** What you are asked to do **
Gather all lines from the material that contain the word "does".

** Provided data **
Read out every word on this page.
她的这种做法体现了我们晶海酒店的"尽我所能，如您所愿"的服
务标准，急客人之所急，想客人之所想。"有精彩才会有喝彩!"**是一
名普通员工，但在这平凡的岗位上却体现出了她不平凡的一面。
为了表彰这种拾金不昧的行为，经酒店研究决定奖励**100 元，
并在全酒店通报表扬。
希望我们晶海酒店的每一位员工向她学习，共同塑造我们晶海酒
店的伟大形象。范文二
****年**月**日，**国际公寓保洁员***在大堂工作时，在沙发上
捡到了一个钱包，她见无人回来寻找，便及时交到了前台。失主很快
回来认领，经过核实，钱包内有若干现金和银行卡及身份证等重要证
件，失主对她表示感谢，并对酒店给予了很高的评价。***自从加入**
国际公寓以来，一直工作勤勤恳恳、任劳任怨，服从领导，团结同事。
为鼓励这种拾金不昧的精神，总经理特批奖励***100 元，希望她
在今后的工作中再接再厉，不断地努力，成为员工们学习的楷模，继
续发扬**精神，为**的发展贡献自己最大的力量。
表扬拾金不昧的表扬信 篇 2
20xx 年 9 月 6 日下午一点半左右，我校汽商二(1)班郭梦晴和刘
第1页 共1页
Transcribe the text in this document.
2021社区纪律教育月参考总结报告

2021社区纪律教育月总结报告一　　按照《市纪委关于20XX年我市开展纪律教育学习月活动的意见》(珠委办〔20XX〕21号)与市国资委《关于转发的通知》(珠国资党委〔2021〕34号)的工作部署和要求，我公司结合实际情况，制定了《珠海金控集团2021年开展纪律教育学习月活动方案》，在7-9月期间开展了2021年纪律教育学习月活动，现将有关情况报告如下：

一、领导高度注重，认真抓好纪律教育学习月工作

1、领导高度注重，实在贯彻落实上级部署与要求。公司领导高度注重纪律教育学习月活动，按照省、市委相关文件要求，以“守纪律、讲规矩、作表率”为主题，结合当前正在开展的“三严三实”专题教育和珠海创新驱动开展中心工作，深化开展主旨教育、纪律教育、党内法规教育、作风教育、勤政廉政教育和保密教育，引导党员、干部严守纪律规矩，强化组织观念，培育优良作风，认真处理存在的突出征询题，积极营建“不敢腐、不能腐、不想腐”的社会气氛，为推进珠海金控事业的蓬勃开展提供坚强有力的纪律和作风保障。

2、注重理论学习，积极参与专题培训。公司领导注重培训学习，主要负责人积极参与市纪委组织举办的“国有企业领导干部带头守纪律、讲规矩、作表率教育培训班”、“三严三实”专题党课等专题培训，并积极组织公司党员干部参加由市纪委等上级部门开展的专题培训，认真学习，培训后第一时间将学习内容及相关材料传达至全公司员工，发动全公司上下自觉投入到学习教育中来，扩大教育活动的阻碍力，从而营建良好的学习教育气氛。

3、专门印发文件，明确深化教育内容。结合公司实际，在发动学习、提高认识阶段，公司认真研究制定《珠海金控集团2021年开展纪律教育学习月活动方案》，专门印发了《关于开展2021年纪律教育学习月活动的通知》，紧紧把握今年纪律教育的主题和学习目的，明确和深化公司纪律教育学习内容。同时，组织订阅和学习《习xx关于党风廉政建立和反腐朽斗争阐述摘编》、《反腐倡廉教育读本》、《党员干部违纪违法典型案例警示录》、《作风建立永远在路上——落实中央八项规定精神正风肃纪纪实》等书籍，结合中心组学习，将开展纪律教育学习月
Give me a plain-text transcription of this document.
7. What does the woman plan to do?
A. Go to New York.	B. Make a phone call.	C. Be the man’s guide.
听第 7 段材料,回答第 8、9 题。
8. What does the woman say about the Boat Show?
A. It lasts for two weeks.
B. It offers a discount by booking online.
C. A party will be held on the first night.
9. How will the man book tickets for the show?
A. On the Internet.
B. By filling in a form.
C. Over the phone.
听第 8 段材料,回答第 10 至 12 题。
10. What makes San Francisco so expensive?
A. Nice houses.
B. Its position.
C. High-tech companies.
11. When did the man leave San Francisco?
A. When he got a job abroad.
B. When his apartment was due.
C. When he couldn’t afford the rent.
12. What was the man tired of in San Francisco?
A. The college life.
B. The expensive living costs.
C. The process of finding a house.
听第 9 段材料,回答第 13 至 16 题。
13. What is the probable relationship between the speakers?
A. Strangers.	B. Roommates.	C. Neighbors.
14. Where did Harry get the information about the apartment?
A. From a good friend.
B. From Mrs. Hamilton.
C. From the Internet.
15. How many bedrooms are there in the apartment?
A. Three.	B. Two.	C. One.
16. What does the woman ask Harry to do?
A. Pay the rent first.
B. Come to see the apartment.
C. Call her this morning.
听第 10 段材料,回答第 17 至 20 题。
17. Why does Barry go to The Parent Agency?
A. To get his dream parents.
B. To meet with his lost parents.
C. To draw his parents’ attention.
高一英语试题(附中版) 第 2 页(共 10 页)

** Solution to this exercise **
7. What does the woman plan to do?
8. What does the woman say about the Boat Show?
16. What does the woman ask Harry to do?
17. Why does Barry go to The Parent Agency?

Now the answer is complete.